> _Exercise directions_
Emit the entire listing verbatim.

Data records:
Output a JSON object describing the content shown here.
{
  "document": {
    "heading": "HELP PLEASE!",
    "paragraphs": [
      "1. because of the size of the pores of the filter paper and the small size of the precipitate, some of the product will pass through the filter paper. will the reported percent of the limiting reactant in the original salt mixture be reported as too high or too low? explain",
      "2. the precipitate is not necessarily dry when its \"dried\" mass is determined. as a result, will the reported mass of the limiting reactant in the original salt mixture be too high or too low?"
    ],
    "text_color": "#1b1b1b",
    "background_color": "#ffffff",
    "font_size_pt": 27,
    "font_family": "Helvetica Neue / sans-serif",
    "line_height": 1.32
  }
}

> _Solution to the problem_
Output a JSON object describing the content shown here.
{
  "document": {
    "heading": "HELP PLEASE!",
    "paragraphs": [
      "1. because of the size of the pores of the filter paper and the small size of the precipitate, some of the product will pass through the filter paper. will the reported percent of the limiting reactant in the original salt mixture be reported as too high or too low? explain",
      "2. the precipitate is not necessarily dry when its \"dried\" mass is determined. as a result, will the reported mass of the limiting reactant in the original salt mixture be too high or too low?"
    ],
    "text_color": "#1b1b1b",
    "background_color": "#ffffff",
    "font_size_pt": 27,
    "font_family": "Helvetica Neue / sans-serif",
    "line_height": 1.32
  }
}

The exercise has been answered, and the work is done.